>> start DATASET ROWS

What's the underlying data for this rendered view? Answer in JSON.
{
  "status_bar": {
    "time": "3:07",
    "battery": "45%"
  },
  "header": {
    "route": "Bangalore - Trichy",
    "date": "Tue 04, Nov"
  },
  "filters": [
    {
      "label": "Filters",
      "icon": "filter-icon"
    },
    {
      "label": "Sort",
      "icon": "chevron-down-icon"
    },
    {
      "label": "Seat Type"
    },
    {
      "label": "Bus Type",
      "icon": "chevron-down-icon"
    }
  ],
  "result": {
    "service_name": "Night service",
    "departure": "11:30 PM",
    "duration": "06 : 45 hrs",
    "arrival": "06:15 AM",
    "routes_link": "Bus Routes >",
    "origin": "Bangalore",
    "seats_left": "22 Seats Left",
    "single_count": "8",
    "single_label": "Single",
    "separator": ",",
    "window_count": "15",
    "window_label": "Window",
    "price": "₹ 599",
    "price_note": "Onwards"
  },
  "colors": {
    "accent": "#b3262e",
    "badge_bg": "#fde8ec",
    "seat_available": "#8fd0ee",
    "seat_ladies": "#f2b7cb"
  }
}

>> end DATASET ROWS

**WHAT IS REQUIRED:** Repeat the records above exactly as they appear.

**THE RESPONSE:**
What's the underlying data for this rendered view? Answer in JSON.
{
  "status_bar": {
    "time": "3:07",
    "battery": "45%"
  },
  "header": {
    "route": "Bangalore - Trichy",
    "date": "Tue 04, Nov"
  },
  "filters": [
    {
      "label": "Filters",
      "icon": "filter-icon"
    },
    {
      "label": "Sort",
      "icon": "chevron-down-icon"
    },
    {
      "label": "Seat Type"
    },
    {
      "label": "Bus Type",
      "icon": "chevron-down-icon"
    }
  ],
  "result": {
    "service_name": "Night service",
    "departure": "11:30 PM",
    "duration": "06 : 45 hrs",
    "arrival": "06:15 AM",
    "routes_link": "Bus Routes >",
    "origin": "Bangalore",
    "seats_left": "22 Seats Left",
    "single_count": "8",
    "single_label": "Single",
    "separator": ",",
    "window_count": "15",
    "window_label": "Window",
    "price": "₹ 599",
    "price_note": "Onwards"
  },
  "colors": {
    "accent": "#b3262e",
    "badge_bg": "#fde8ec",
    "seat_available": "#8fd0ee",
    "seat_ladies": "#f2b7cb"
  }
}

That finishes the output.